** Opening SELECTED TEXT block **
Greg Emerson, deputy editor of Newsday.com, on what makes news and how news is made.
Tuesday, February 12, 2013
Review: The Red Market by Scott Carney
The Red Market, by Scott Carney (2011)
[Cover image courtesy of www.scottcarney.com]
If you, like me, are fascinated with the corners of human society that one rarely hears anything about, The Red Market goes above and beyond the voyeuristic appeal of the subject matter and presents a nuanced view of the business of the human body in different corners of the world.
Scott Carney is a great writer, but most importantly The Red Market is an amazing piece of journalism. Exposing the very different ways that value is placed on the many different parts of the human body that the world needs (and uses), the book gives an inside look at the trade in human flesh that is extremely compelling.
** Closing SELECTED TEXT block **
** Opening ENTRIES SUPPLIED block **
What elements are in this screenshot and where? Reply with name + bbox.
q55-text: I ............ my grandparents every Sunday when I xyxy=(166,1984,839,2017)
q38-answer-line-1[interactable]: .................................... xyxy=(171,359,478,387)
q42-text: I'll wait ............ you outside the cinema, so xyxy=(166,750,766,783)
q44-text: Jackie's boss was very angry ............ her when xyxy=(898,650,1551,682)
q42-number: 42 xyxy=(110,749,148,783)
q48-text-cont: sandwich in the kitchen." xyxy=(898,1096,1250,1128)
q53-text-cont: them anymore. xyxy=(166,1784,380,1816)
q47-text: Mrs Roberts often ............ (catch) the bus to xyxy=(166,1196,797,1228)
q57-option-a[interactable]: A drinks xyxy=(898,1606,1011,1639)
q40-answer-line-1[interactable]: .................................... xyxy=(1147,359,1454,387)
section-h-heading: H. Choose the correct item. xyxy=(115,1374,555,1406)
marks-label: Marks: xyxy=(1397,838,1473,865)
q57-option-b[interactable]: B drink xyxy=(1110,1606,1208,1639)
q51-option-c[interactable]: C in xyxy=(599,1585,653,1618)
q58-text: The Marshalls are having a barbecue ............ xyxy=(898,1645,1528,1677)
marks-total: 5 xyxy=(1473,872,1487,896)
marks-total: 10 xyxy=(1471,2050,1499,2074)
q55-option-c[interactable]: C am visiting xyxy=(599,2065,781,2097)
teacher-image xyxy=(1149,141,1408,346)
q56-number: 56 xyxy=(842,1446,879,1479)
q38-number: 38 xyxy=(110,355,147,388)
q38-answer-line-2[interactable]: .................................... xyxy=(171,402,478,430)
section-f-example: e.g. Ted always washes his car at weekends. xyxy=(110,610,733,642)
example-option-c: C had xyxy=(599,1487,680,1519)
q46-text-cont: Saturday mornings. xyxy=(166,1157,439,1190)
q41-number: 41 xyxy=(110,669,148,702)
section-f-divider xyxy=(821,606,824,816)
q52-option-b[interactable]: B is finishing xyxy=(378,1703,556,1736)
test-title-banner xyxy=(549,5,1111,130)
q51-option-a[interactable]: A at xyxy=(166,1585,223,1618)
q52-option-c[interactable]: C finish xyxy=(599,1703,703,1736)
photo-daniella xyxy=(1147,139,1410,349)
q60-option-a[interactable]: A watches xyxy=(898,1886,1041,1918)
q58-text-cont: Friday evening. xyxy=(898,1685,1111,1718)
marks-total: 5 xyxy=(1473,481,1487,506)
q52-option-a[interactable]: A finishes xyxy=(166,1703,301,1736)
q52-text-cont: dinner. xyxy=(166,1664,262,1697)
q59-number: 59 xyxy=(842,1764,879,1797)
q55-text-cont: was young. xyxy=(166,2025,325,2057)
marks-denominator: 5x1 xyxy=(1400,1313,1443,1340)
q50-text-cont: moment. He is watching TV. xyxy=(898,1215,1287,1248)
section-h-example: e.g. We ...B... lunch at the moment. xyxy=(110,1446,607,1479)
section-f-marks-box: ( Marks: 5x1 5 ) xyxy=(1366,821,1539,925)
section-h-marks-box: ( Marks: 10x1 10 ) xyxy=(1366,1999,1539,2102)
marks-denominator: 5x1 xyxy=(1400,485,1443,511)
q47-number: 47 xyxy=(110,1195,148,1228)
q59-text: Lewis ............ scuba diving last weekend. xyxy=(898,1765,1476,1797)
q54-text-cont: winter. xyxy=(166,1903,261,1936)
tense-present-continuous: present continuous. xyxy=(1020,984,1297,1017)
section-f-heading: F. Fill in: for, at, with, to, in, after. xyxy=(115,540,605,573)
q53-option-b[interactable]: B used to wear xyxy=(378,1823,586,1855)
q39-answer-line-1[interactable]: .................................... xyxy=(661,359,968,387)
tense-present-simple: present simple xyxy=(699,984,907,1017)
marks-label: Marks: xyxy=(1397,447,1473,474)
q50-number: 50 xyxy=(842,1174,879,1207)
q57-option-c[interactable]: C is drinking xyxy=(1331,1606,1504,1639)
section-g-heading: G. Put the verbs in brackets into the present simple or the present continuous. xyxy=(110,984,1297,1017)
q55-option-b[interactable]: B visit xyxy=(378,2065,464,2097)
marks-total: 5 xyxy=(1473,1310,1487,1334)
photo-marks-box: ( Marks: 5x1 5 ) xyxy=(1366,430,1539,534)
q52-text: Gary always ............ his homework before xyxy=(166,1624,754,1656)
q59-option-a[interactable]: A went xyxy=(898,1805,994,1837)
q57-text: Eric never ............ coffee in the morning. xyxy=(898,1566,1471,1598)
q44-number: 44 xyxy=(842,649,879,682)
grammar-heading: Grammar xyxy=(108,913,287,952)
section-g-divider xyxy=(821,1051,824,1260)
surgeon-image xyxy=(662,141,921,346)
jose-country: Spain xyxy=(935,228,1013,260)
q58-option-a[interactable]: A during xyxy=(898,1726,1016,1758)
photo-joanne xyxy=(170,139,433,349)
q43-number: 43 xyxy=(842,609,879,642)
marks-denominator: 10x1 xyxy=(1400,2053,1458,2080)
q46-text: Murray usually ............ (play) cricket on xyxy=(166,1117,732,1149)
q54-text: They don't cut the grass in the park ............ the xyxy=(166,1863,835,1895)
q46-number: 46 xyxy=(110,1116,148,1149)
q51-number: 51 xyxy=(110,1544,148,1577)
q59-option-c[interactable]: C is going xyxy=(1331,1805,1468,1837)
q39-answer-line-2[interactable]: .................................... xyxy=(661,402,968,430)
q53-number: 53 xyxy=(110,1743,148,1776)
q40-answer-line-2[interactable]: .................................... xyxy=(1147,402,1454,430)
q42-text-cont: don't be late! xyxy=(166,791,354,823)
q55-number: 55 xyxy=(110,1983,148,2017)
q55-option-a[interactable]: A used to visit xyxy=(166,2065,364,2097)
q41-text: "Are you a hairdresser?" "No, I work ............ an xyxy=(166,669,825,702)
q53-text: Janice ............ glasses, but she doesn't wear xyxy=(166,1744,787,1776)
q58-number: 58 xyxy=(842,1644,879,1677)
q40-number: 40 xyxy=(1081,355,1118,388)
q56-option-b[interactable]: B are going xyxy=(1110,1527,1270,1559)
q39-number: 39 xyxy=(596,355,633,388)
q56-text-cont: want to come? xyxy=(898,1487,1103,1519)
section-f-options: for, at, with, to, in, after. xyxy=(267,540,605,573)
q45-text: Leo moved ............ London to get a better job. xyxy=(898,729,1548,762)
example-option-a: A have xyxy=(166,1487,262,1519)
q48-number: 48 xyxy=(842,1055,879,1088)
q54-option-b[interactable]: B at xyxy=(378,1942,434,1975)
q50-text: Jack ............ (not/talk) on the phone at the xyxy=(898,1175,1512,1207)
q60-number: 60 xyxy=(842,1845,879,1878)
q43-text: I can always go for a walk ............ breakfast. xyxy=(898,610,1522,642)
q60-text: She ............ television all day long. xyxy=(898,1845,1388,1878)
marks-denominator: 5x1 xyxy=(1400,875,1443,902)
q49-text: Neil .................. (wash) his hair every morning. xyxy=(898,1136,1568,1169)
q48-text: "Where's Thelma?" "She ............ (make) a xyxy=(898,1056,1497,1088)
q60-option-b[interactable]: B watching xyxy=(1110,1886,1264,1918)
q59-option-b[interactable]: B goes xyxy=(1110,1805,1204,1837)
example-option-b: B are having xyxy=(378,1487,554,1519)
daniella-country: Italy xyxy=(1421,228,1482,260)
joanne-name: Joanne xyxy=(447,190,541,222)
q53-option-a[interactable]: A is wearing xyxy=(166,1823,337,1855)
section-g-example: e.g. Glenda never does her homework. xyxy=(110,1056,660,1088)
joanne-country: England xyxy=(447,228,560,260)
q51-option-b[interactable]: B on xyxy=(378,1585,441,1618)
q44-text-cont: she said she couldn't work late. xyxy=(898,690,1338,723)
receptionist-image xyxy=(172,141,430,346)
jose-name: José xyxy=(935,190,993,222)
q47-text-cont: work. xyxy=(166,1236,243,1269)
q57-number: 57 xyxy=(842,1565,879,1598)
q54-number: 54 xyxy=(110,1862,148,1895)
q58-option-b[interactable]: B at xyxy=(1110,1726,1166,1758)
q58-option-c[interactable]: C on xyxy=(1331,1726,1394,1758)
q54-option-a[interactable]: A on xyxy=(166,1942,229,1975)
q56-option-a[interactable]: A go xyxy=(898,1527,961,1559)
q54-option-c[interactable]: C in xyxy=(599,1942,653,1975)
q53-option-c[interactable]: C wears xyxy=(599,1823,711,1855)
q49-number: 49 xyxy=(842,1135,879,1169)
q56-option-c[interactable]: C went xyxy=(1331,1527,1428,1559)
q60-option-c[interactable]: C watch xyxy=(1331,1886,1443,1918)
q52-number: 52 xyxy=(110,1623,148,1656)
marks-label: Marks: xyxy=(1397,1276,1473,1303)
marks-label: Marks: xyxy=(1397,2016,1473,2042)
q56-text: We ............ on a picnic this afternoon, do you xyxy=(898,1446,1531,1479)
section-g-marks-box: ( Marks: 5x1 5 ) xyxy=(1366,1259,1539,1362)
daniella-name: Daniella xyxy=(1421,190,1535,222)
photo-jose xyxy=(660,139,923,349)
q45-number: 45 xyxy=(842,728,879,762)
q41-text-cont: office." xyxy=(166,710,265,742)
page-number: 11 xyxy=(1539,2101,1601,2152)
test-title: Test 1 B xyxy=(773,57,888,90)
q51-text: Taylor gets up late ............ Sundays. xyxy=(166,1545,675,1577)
** Closing ENTRIES SUPPLIED block **
TASK OBJECTIVE — Write out the passage of the review from "Greg Emerson, deputy" up to and including "is extremely compelling.". The records play no part in the work.

YOUR SOLUTION —
Greg Emerson, deputy editor of Newsday.com, on what makes news and how news is made.
Tuesday, February 12, 2013
Review: The Red Market by Scott Carney
The Red Market, by Scott Carney (2011)
[Cover image courtesy of www.scottcarney.com]
If you, like me, are fascinated with the corners of human society that one rarely hears anything about, The Red Market goes above and beyond the voyeuristic appeal of the subject matter and presents a nuanced view of the business of the human body in different corners of the world.
Scott Carney is a great writer, but most importantly The Red Market is an amazing piece of journalism. Exposing the very different ways that value is placed on the many different parts of the human body that the world needs (and uses), the book gives an inside look at the trade in human flesh that is extremely compelling.